[Directive] Leave out the pictures and copy each record below exactly.

Data entries
-=-=-

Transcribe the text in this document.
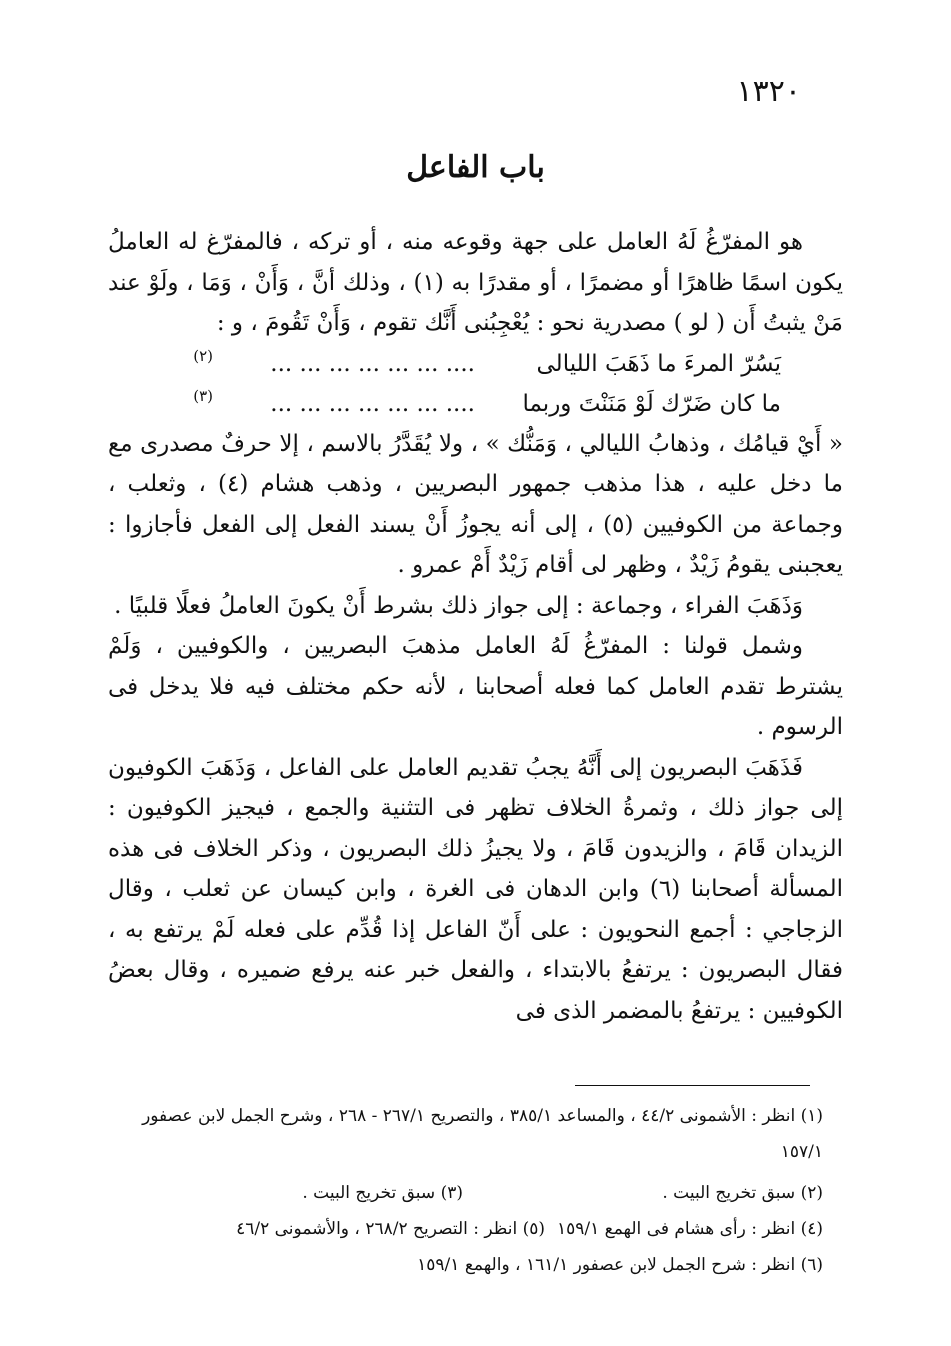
١٣٢٠
باب الفاعل

هو المفرّغُ لَهُ العامل على جهة وقوعه منه ، أو تركه ، فالمفرّغ له العاملُ يكون اسمًا ظاهرًا أو مضمرًا ، أو مقدرًا به (١) ، وذلك أنَّ ، وَأَنْ ، وَمَا ، ولَوْ عند مَنْ يثبتُ أَن ( لو ) مصدرية نحو : يُعْجِبُنى أَنَّك تقوم ، وَأَنْ تَقُومَ ، و :

يَسُرّ المرءَ ما ذَهَبَ الليالى
.... ... ... ... ... ... ...
(٢)
ما كان ضَرّك لَوْ مَنَنْتَ وربما
.... ... ... ... ... ... ...
(٣)

« أَيْ قيامُك ، وذهابُ الليالي ، وَمَنُّك » ، ولا يُقَدَّرُ بالاسم ، إلا حرفٌ مصدرى مع ما دخل عليه ، هذا مذهب جمهور البصريين ، وذهب هشام (٤) ، وثعلب ، وجماعة من الكوفيين (٥) ، إلى أنه يجوزُ أَنْ يسند الفعل إلى الفعل فأجازوا : يعجبنى يقومُ زَيْدٌ ، وظهر لى أقام زَيْدٌ أَمْ عمرو .

وَذَهَبَ الفراء ، وجماعة : إلى جواز ذلك بشرط أَنْ يكونَ العاملُ فعلًا قلبيًا .

وشمل قولنا : المفرّغُ لَهُ العامل مذهبَ البصريين ، والكوفيين ، وَلَمْ يشترط تقدم العامل كما فعله أصحابنا ، لأنه حكم مختلف فيه فلا يدخل فى الرسوم .

فَذَهَبَ البصريون إلى أَنَّهُ يجبُ تقديم العامل على الفاعل ، وَذَهَبَ الكوفيون إلى جواز ذلك ، وثمرةُ الخلاف تظهر فى التثنية والجمع ، فيجيز الكوفيون : الزيدان قَامَ ، والزيدون قَامَ ، ولا يجيزُ ذلك البصريون ، وذكر الخلاف فى هذه المسألة أصحابنا (٦) وابن الدهان فى الغرة ، وابن كيسان عن ثعلب ، وقال الزجاجي : أجمع النحويون : على أَنّ الفاعل إذا قُدِّم على فعله لَمْ يرتفع به ، فقال البصريون : يرتفعُ بالابتداء ، والفعل خبر عنه يرفع ضميره ، وقال بعضُ الكوفيين : يرتفعُ بالمضمر الذى فى

(١) انظر : الأشمونى ٤٤/٢ ، والمساعد ٣٨٥/١ ، والتصريح ٢٦٧/١ - ٢٦٨ ، وشرح الجمل لابن عصفور ١٥٧/١
(٢) سبق تخريج البيت .
(٣) سبق تخريج البيت .
(٤) انظر : رأى هشام فى الهمع ١٥٩/١
(٥) انظر : التصريح ٢٦٨/٢ ، والأشمونى ٤٦/٢
(٦) انظر : شرح الجمل لابن عصفور ١٦١/١ ، والهمع ١٥٩/١
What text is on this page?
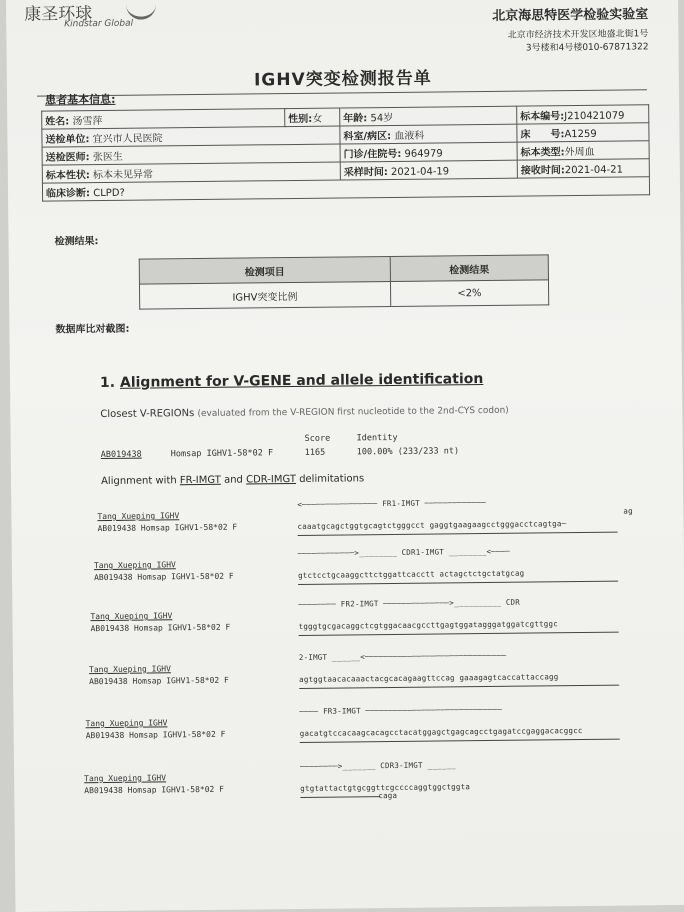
康圣环球
Kindstar Global
北京海思特医学检验实验室
北京市经济技术开发区地盛北街1号
3号楼和4号楼010-67871322
IGHV突变检测报告单
患者基本信息:
姓名: 汤雪萍	性别:女	年龄: 54岁	标本编号:J210421079
送检单位: 宜兴市人民医院		科室/病区: 血液科	床　　号:A1259
送检医师: 张医生		门诊/住院号: 964979	标本类型:外周血
标本性状: 标本未见异常		采样时间: 2021-04-19	接收时间:2021-04-21
临床诊断: CLPD?			
检测结果:
检测项目	检测结果
IGHV突变比例	<2%
数据库比对截图:
1. Alignment for V-GENE and allele identification
Closest V-REGIONs (evaluated from the V-REGION first nucleotide to the 2nd-CYS codon)
Score	Identity
AB019438	Homsap IGHV1-58*02 F	1165	100.00% (233/233 nt)
Alignment with FR-IMGT and CDR-IMGT delimitations
<──────────────── FR1-IMGT ─────────────
ag
Tang_Xueping_IGHV
AB019438 Homsap IGHV1-58*02 F	caaatgcagctggtgcagtctgggcct gaggtgaagaagcctgggacctcagtga─
────────────>________ CDR1-IMGT ________<────
Tang_Xueping_IGHV
AB019438 Homsap IGHV1-58*02 F	gtctcctgcaaggcttctggattcacctt actagctctgctatgcag
──────── FR2-IMGT ──────────────>__________ CDR
Tang_Xueping_IGHV
AB019438 Homsap IGHV1-58*02 F	tgggtgcgacaggctcgtggacaacgccttgagtggatagggatggatcgttggc
2-IMGT ______<──────────────────────────────
Tang_Xueping_IGHV
AB019438 Homsap IGHV1-58*02 F	agtggtaacacaaactacgcacagaagttccag gaaagagtcaccattaccagg
──── FR3-IMGT ─────────────────────────────
Tang_Xueping_IGHV
AB019438 Homsap IGHV1-58*02 F	gacatgtccacaagcacagcctacatggagctgagcagcctgagatccgaggacacggcc
────────>_______ CDR3-IMGT ______
Tang_Xueping_IGHV
AB019438 Homsap IGHV1-58*02 F	gtgtattactgtgcggttcgccccaggtggctggta
caga
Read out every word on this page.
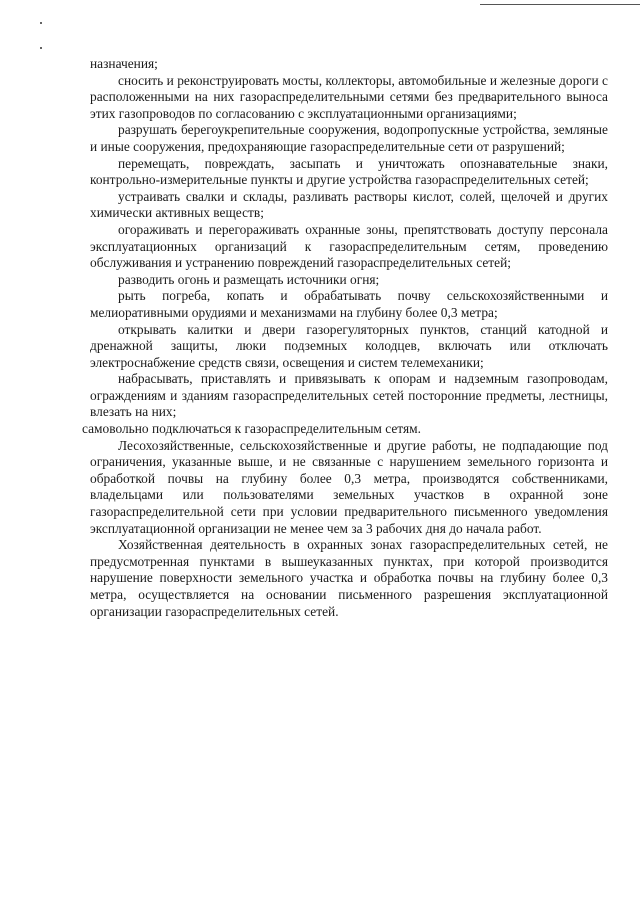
назначения;

сносить и реконструировать мосты, коллекторы, автомобильные и железные дороги с расположенными на них газораспределительными сетями без предварительного выноса этих газопроводов по согласованию с эксплуатационными организациями;

разрушать берегоукрепительные сооружения, водопропускные устройства, земляные и иные сооружения, предохраняющие газораспределительные сети от разрушений;

перемещать, повреждать, засыпать и уничтожать опознавательные знаки, контрольно-измерительные пункты и другие устройства газораспределительных сетей;

устраивать свалки и склады, разливать растворы кислот, солей, щелочей и других химически активных веществ;

огораживать и перегораживать охранные зоны, препятствовать доступу персонала эксплуатационных организаций к газораспределительным сетям, проведению обслуживания и устранению повреждений газораспределительных сетей;

разводить огонь и размещать источники огня;

рыть погреба, копать и обрабатывать почву сельскохозяйственными и мелиоративными орудиями и механизмами на глубину более 0,3 метра;

открывать калитки и двери газорегуляторных пунктов, станций катодной и дренажной защиты, люки подземных колодцев, включать или отключать электроснабжение средств связи, освещения и систем телемеханики;

набрасывать, приставлять и привязывать к опорам и надземным газопроводам, ограждениям и зданиям газораспределительных сетей посторонние предметы, лестницы, влезать на них;

самовольно подключаться к газораспределительным сетям.

Лесохозяйственные, сельскохозяйственные и другие работы, не подпадающие под ограничения, указанные выше, и не связанные с нарушением земельного горизонта и обработкой почвы на глубину более 0,3 метра, производятся собственниками, владельцами или пользователями земельных участков в охранной зоне газораспределительной сети при условии предварительного письменного уведомления эксплуатационной организации не менее чем за 3 рабочих дня до начала работ.

Хозяйственная деятельность в охранных зонах газораспределительных сетей, не предусмотренная пунктами в вышеуказанных пунктах, при которой производится нарушение поверхности земельного участка и обработка почвы на глубину более 0,3 метра, осуществляется на основании письменного разрешения эксплуатационной организации газораспределительных сетей.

-=-=-

[Answer below]
Transcribe the text in this document.
١٣٢٠
باب الفاعل

هو المفرّغُ لَهُ العامل على جهة وقوعه منه ، أو تركه ، فالمفرّغ له العاملُ يكون اسمًا ظاهرًا أو مضمرًا ، أو مقدرًا به (١) ، وذلك أنَّ ، وَأَنْ ، وَمَا ، ولَوْ عند مَنْ يثبتُ أَن ( لو ) مصدرية نحو : يُعْجِبُنى أَنَّك تقوم ، وَأَنْ تَقُومَ ، و :

يَسُرّ المرءَ ما ذَهَبَ الليالى
.... ... ... ... ... ... ...
(٢)
ما كان ضَرّك لَوْ مَنَنْتَ وربما
.... ... ... ... ... ... ...
(٣)

« أَيْ قيامُك ، وذهابُ الليالي ، وَمَنُّك » ، ولا يُقَدَّرُ بالاسم ، إلا حرفٌ مصدرى مع ما دخل عليه ، هذا مذهب جمهور البصريين ، وذهب هشام (٤) ، وثعلب ، وجماعة من الكوفيين (٥) ، إلى أنه يجوزُ أَنْ يسند الفعل إلى الفعل فأجازوا : يعجبنى يقومُ زَيْدٌ ، وظهر لى أقام زَيْدٌ أَمْ عمرو .

وَذَهَبَ الفراء ، وجماعة : إلى جواز ذلك بشرط أَنْ يكونَ العاملُ فعلًا قلبيًا .

وشمل قولنا : المفرّغُ لَهُ العامل مذهبَ البصريين ، والكوفيين ، وَلَمْ يشترط تقدم العامل كما فعله أصحابنا ، لأنه حكم مختلف فيه فلا يدخل فى الرسوم .

فَذَهَبَ البصريون إلى أَنَّهُ يجبُ تقديم العامل على الفاعل ، وَذَهَبَ الكوفيون إلى جواز ذلك ، وثمرةُ الخلاف تظهر فى التثنية والجمع ، فيجيز الكوفيون : الزيدان قَامَ ، والزيدون قَامَ ، ولا يجيزُ ذلك البصريون ، وذكر الخلاف فى هذه المسألة أصحابنا (٦) وابن الدهان فى الغرة ، وابن كيسان عن ثعلب ، وقال الزجاجي : أجمع النحويون : على أَنّ الفاعل إذا قُدِّم على فعله لَمْ يرتفع به ، فقال البصريون : يرتفعُ بالابتداء ، والفعل خبر عنه يرفع ضميره ، وقال بعضُ الكوفيين : يرتفعُ بالمضمر الذى فى

(١) انظر : الأشمونى ٤٤/٢ ، والمساعد ٣٨٥/١ ، والتصريح ٢٦٧/١ - ٢٦٨ ، وشرح الجمل لابن عصفور ١٥٧/١
(٢) سبق تخريج البيت .
(٣) سبق تخريج البيت .
(٤) انظر : رأى هشام فى الهمع ١٥٩/١
(٥) انظر : التصريح ٢٦٨/٢ ، والأشمونى ٤٦/٢
(٦) انظر : شرح الجمل لابن عصفور ١٦١/١ ، والهمع ١٥٩/١
What text is on this page?
康圣环球
Kindstar Global
北京海思特医学检验实验室
北京市经济技术开发区地盛北街1号
3号楼和4号楼010-67871322
IGHV突变检测报告单
患者基本信息:
姓名: 汤雪萍	性别:女	年龄: 54岁	标本编号:J210421079
送检单位: 宜兴市人民医院		科室/病区: 血液科	床　　号:A1259
送检医师: 张医生		门诊/住院号: 964979	标本类型:外周血
标本性状: 标本未见异常		采样时间: 2021-04-19	接收时间:2021-04-21
临床诊断: CLPD?			
检测结果:
检测项目	检测结果
IGHV突变比例	<2%
数据库比对截图:
1. Alignment for V-GENE and allele identification
Closest V-REGIONs (evaluated from the V-REGION first nucleotide to the 2nd-CYS codon)
Score	Identity
AB019438	Homsap IGHV1-58*02 F	1165	100.00% (233/233 nt)
Alignment with FR-IMGT and CDR-IMGT delimitations
<──────────────── FR1-IMGT ─────────────
ag
Tang_Xueping_IGHV
AB019438 Homsap IGHV1-58*02 F	caaatgcagctggtgcagtctgggcct gaggtgaagaagcctgggacctcagtga─
────────────>________ CDR1-IMGT ________<────
Tang_Xueping_IGHV
AB019438 Homsap IGHV1-58*02 F	gtctcctgcaaggcttctggattcacctt actagctctgctatgcag
──────── FR2-IMGT ──────────────>__________ CDR
Tang_Xueping_IGHV
AB019438 Homsap IGHV1-58*02 F	tgggtgcgacaggctcgtggacaacgccttgagtggatagggatggatcgttggc
2-IMGT ______<──────────────────────────────
Tang_Xueping_IGHV
AB019438 Homsap IGHV1-58*02 F	agtggtaacacaaactacgcacagaagttccag gaaagagtcaccattaccagg
──── FR3-IMGT ─────────────────────────────
Tang_Xueping_IGHV
AB019438 Homsap IGHV1-58*02 F	gacatgtccacaagcacagcctacatggagctgagcagcctgagatccgaggacacggcc
────────>_______ CDR3-IMGT ______
Tang_Xueping_IGHV
AB019438 Homsap IGHV1-58*02 F	gtgtattactgtgcggttcgccccaggtggctggta
caga
Read out every word on this page.
назначения;

сносить и реконструировать мосты, коллекторы, автомобильные и железные дороги с расположенными на них газораспределительными сетями без предварительного выноса этих газопроводов по согласованию с эксплуатационными организациями;

разрушать берегоукрепительные сооружения, водопропускные устройства, земляные и иные сооружения, предохраняющие газораспределительные сети от разрушений;

перемещать, повреждать, засыпать и уничтожать опознавательные знаки, контрольно-измерительные пункты и другие устройства газораспределительных сетей;

устраивать свалки и склады, разливать растворы кислот, солей, щелочей и других химически активных веществ;

огораживать и перегораживать охранные зоны, препятствовать доступу персонала эксплуатационных организаций к газораспределительным сетям, проведению обслуживания и устранению повреждений газораспределительных сетей;

разводить огонь и размещать источники огня;

рыть погреба, копать и обрабатывать почву сельскохозяйственными и мелиоративными орудиями и механизмами на глубину более 0,3 метра;

открывать калитки и двери газорегуляторных пунктов, станций катодной и дренажной защиты, люки подземных колодцев, включать или отключать электроснабжение средств связи, освещения и систем телемеханики;

набрасывать, приставлять и привязывать к опорам и надземным газопроводам, ограждениям и зданиям газораспределительных сетей посторонние предметы, лестницы, влезать на них;

самовольно подключаться к газораспределительным сетям.

Лесохозяйственные, сельскохозяйственные и другие работы, не подпадающие под ограничения, указанные выше, и не связанные с нарушением земельного горизонта и обработкой почвы на глубину более 0,3 метра, производятся собственниками, владельцами или пользователями земельных участков в охранной зоне газораспределительной сети при условии предварительного письменного уведомления эксплуатационной организации не менее чем за 3 рабочих дня до начала работ.

Хозяйственная деятельность в охранных зонах газораспределительных сетей, не предусмотренная пунктами в вышеуказанных пунктах, при которой производится нарушение поверхности земельного участка и обработка почвы на глубину более 0,3 метра, осуществляется на основании письменного разрешения эксплуатационной организации газораспределительных сетей.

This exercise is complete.